• _What is asked_
Exactly reproduce the lines from the one holding "Convert this screenshot" through the final line of the listing below, with both ends included and nothing else.

• _Extracted entries_
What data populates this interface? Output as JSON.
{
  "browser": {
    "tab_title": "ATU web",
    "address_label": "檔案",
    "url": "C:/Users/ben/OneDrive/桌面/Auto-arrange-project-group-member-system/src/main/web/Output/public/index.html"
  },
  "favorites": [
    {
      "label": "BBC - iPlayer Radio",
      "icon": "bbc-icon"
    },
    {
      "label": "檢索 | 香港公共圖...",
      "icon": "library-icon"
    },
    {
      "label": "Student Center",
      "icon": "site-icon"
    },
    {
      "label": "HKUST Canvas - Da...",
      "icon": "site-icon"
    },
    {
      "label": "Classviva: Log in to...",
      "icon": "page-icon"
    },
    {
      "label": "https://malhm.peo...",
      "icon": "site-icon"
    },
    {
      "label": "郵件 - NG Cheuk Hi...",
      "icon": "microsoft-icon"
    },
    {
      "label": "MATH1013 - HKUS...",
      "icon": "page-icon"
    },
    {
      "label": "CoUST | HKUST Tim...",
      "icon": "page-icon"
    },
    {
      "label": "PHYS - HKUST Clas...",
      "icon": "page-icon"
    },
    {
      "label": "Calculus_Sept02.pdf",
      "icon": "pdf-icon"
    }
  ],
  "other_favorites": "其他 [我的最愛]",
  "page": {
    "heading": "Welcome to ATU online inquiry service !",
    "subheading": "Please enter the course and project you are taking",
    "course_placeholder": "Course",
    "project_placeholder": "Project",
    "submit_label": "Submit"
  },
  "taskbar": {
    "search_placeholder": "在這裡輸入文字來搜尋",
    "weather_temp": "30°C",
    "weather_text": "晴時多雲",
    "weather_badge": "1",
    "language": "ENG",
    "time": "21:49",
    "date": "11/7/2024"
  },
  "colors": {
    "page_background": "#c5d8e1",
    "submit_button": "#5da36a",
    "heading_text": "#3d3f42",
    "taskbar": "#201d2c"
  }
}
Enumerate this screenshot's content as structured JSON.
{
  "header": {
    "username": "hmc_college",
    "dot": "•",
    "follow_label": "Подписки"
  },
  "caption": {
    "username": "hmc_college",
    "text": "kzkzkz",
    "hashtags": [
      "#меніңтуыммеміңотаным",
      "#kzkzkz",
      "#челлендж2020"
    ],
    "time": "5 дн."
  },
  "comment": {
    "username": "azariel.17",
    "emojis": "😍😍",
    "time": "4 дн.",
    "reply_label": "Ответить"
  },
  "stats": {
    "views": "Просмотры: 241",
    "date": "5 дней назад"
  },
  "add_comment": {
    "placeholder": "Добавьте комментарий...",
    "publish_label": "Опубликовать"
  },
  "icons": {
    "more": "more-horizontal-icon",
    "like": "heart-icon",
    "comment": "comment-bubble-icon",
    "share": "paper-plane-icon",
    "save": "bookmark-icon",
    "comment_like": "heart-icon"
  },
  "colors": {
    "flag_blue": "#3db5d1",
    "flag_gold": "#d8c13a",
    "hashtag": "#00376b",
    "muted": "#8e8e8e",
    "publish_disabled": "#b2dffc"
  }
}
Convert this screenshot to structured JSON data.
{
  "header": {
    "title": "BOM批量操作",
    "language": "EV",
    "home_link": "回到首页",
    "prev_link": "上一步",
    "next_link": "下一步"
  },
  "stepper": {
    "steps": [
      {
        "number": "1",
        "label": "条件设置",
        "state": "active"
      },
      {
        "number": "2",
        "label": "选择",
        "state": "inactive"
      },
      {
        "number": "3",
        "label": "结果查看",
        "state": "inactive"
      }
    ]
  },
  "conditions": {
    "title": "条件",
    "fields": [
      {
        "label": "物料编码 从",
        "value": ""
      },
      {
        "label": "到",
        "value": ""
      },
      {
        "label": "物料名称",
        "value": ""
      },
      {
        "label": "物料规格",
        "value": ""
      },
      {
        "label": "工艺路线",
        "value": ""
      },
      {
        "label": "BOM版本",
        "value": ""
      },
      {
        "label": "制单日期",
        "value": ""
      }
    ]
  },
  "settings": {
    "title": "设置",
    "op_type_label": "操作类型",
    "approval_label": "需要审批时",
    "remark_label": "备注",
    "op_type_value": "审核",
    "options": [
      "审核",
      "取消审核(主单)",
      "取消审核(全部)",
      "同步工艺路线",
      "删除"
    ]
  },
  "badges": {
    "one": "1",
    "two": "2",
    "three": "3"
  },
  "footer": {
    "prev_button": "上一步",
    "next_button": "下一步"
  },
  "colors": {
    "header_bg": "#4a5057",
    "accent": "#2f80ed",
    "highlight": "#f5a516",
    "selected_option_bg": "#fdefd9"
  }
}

• _Full solution_
Convert this screenshot to structured JSON data.
{
  "header": {
    "title": "BOM批量操作",
    "language": "EV",
    "home_link": "回到首页",
    "prev_link": "上一步",
    "next_link": "下一步"
  },
  "stepper": {
    "steps": [
      {
        "number": "1",
        "label": "条件设置",
        "state": "active"
      },
      {
        "number": "2",
        "label": "选择",
        "state": "inactive"
      },
      {
        "number": "3",
        "label": "结果查看",
        "state": "inactive"
      }
    ]
  },
  "conditions": {
    "title": "条件",
    "fields": [
      {
        "label": "物料编码 从",
        "value": ""
      },
      {
        "label": "到",
        "value": ""
      },
      {
        "label": "物料名称",
        "value": ""
      },
      {
        "label": "物料规格",
        "value": ""
      },
      {
        "label": "工艺路线",
        "value": ""
      },
      {
        "label": "BOM版本",
        "value": ""
      },
      {
        "label": "制单日期",
        "value": ""
      }
    ]
  },
  "settings": {
    "title": "设置",
    "op_type_label": "操作类型",
    "approval_label": "需要审批时",
    "remark_label": "备注",
    "op_type_value": "审核",
    "options": [
      "审核",
      "取消审核(主单)",
      "取消审核(全部)",
      "同步工艺路线",
      "删除"
    ]
  },
  "badges": {
    "one": "1",
    "two": "2",
    "three": "3"
  },
  "footer": {
    "prev_button": "上一步",
    "next_button": "下一步"
  },
  "colors": {
    "header_bg": "#4a5057",
    "accent": "#2f80ed",
    "highlight": "#f5a516",
    "selected_option_bg": "#fdefd9"
  }
}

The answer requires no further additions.